BEGIN

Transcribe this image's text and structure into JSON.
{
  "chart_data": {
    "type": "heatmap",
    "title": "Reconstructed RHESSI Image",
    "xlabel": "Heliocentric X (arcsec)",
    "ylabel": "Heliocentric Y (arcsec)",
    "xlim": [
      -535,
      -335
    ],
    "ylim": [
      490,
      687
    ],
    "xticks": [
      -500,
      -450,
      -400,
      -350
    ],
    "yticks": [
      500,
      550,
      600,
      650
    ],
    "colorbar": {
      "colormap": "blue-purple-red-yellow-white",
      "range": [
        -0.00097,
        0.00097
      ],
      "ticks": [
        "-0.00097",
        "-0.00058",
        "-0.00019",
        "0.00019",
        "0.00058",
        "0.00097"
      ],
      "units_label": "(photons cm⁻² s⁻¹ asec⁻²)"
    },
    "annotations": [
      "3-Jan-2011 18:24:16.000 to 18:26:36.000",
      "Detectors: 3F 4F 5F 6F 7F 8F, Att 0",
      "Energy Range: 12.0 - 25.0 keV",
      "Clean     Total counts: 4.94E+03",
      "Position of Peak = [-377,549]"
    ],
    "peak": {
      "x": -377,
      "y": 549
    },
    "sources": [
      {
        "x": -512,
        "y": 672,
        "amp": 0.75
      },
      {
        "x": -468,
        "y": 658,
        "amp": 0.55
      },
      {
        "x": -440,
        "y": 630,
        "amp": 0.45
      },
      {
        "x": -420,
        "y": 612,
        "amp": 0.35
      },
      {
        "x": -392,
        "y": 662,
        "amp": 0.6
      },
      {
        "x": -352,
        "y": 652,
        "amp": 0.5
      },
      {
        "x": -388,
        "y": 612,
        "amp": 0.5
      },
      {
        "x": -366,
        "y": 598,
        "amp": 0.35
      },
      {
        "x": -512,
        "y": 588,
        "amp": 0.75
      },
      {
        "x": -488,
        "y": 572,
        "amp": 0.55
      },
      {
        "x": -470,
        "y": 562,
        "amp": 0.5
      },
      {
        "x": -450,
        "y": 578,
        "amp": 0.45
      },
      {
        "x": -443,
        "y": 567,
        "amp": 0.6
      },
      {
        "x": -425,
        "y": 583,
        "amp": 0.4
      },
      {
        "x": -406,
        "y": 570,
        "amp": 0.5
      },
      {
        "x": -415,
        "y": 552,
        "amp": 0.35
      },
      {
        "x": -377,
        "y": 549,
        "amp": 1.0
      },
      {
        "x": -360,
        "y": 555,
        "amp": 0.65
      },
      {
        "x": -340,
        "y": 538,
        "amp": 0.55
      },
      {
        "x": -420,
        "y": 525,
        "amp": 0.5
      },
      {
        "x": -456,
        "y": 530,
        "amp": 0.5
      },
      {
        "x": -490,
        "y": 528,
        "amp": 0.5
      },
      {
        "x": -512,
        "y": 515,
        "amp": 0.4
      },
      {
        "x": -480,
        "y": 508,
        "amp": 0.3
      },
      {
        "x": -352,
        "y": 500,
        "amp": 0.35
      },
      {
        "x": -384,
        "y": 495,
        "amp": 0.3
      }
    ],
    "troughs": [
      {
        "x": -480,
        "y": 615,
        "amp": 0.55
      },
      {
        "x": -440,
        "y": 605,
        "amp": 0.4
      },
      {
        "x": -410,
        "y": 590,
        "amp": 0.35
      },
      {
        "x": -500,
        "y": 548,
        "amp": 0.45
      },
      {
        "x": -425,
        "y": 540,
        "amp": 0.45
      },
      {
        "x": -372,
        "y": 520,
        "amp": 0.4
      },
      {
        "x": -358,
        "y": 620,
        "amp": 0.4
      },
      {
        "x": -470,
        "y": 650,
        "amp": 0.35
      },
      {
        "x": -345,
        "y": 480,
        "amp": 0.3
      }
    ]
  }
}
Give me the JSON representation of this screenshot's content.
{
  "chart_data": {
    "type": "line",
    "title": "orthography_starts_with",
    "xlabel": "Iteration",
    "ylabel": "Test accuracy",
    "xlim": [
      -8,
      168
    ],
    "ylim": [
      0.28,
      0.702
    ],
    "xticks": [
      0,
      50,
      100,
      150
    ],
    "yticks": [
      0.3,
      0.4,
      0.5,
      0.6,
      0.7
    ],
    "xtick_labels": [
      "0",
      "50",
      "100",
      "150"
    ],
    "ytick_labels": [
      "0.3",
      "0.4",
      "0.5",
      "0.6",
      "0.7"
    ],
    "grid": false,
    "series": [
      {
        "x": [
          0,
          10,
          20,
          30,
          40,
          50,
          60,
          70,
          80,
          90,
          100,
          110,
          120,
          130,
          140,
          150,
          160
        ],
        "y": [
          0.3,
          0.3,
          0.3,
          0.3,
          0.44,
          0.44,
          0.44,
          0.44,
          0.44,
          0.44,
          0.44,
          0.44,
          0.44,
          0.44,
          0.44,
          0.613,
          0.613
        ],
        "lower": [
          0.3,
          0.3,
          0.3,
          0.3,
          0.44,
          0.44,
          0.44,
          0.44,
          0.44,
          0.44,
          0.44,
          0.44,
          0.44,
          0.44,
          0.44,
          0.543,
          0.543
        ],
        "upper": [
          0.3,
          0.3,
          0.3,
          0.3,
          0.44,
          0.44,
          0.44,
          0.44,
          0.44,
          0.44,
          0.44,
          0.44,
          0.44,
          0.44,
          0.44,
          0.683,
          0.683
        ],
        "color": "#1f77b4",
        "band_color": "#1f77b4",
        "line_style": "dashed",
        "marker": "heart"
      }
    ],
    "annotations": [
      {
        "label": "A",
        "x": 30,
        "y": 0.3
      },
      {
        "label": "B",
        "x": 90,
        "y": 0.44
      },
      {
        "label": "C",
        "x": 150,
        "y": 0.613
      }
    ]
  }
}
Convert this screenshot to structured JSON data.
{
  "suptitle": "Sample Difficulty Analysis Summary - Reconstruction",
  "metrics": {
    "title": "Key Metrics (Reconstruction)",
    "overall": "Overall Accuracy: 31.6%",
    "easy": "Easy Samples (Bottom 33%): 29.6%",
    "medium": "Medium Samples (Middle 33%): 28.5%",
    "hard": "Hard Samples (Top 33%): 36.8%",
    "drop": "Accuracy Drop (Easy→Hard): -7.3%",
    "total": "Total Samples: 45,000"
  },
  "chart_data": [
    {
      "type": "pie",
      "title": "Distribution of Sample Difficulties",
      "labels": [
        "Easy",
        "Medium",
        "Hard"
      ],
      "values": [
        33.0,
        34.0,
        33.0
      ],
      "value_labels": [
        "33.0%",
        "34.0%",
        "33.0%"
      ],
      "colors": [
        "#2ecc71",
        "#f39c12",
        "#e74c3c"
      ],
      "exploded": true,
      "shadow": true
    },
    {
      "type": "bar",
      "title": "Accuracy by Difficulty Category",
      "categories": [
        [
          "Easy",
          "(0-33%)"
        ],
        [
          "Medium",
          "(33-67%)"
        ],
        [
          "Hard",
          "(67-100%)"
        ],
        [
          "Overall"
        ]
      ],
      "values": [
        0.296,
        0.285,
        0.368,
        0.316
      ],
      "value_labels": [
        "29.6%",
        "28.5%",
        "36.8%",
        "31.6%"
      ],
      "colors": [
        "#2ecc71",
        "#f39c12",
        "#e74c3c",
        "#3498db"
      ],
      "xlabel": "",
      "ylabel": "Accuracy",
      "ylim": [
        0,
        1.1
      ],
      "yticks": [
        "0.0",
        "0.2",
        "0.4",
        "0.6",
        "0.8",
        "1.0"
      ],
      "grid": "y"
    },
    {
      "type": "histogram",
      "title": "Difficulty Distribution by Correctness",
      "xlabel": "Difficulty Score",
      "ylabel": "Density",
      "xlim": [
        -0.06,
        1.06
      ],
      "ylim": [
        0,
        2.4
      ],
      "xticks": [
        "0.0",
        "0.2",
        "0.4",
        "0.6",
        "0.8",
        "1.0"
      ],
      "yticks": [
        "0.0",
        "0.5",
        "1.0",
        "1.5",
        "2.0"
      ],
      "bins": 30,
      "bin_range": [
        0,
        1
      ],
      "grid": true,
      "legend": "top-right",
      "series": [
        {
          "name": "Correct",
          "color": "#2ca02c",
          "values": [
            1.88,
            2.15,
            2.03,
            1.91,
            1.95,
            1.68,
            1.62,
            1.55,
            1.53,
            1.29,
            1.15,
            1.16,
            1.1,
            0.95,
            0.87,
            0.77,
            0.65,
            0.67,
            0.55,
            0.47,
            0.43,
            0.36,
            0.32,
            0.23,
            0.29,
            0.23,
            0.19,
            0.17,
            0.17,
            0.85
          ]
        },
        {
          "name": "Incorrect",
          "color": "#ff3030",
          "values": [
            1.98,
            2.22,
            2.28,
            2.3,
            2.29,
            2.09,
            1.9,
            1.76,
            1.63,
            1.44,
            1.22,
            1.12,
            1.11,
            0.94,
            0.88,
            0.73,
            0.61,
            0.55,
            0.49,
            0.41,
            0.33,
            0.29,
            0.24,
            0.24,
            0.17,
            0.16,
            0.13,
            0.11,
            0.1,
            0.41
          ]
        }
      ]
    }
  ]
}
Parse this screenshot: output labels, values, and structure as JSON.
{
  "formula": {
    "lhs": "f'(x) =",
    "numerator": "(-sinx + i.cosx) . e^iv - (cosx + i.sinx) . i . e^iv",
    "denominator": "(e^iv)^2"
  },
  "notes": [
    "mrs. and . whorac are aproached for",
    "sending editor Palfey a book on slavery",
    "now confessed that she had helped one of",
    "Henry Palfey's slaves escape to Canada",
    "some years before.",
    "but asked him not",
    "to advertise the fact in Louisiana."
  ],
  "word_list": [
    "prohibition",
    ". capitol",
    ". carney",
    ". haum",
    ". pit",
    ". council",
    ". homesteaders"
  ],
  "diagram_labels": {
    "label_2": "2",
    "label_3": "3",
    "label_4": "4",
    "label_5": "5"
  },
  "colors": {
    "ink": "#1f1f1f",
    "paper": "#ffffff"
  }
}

END

(REQUIRED WORK): Copy every line in the entries above that has the string "Distribution" in it.

(ANSWER FOR THIS EXERCISE):
      "title": "Distribution of Sample Difficulties",
      "title": "Difficulty Distribution by Correctness",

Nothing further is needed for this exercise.